Work to do
Identify the lines that include the word "icon", then copy all of them.

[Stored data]
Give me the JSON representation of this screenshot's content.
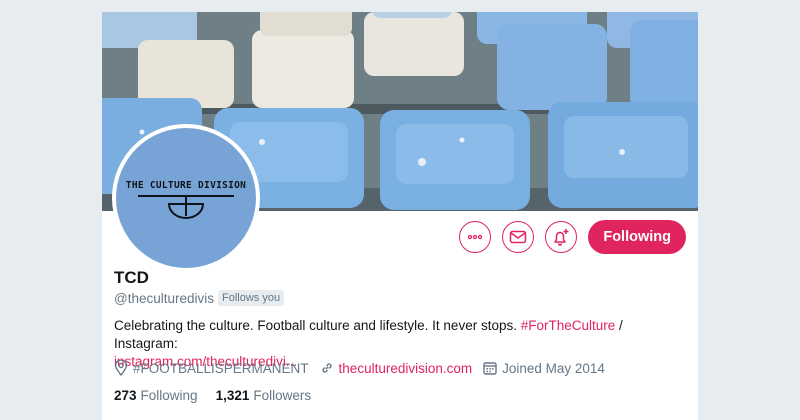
{
  "profile": {
    "name": "TCD",
    "handle": "@theculturedivis",
    "follows_you": "Follows you",
    "avatar_text": "THE CULTURE DIVISION",
    "bio": {
      "text_1": "Celebrating the culture. Football culture and lifestyle. It never stops.",
      "hashtag": "#ForTheCulture",
      "text_2": " / Instagram:",
      "link": "instagram.com/theculturedivi..."
    },
    "location": "#FOOTBALLISPERMANENT",
    "website": "theculturedivision.com",
    "joined": "Joined May 2014",
    "following_count": "273",
    "following_label": "Following",
    "followers_count": "1,321",
    "followers_label": "Followers"
  },
  "actions": {
    "follow_label": "Following",
    "more_icon": "more-icon",
    "message_icon": "envelope-icon",
    "notify_icon": "bell-plus-icon"
  },
  "theme": {
    "accent": "#e0245e",
    "avatar_bg": "#78a3d6",
    "muted_text": "#657786",
    "text": "#14171a"
  }
}
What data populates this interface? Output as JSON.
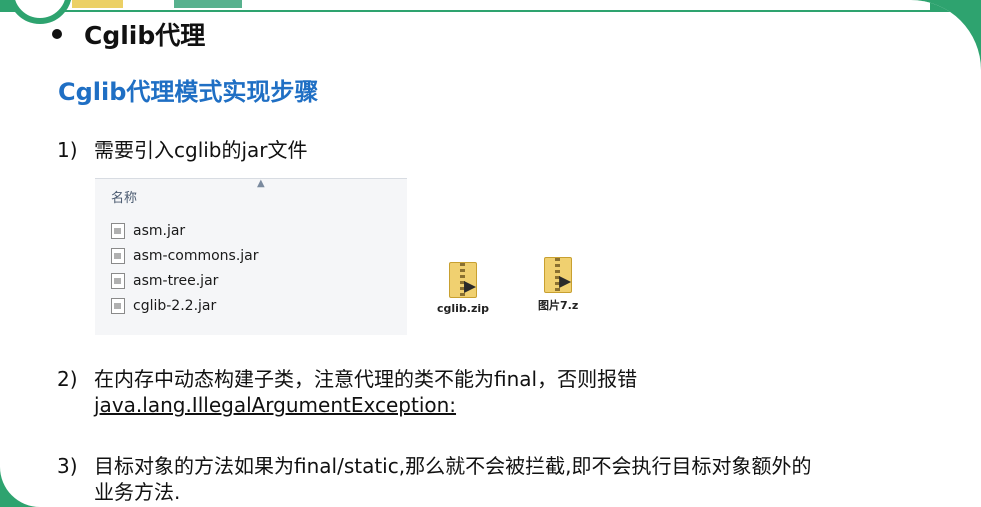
{
  "title": "Cglib代理",
  "subtitle": "Cglib代理模式实现步骤",
  "steps": [
    {
      "num": "1)",
      "text": "需要引入cglib的jar文件"
    },
    {
      "num": "2)",
      "text": "在内存中动态构建子类，注意代理的类不能为final，否则报错",
      "link": "java.lang.IllegalArgumentException:"
    },
    {
      "num": "3)",
      "text": "目标对象的方法如果为final/static,那么就不会被拦截,即不会执行目标对象额外的",
      "text2": "业务方法."
    }
  ],
  "file_browser": {
    "column_header": "名称",
    "files": [
      "asm.jar",
      "asm-commons.jar",
      "asm-tree.jar",
      "cglib-2.2.jar"
    ]
  },
  "archives": [
    {
      "label": "cglib.zip",
      "icon": "zip-folder-icon"
    },
    {
      "label": "图片7.z",
      "icon": "zip-folder-icon"
    }
  ],
  "colors": {
    "accent": "#2ea36f",
    "subtitle": "#1f6fc4"
  }
}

Full answer
    "more_icon": "more-icon",
    "message_icon": "envelope-icon",
    "notify_icon": "bell-plus-icon"
      "icon": "zip-folder-icon"
      "icon": "zip-folder-icon"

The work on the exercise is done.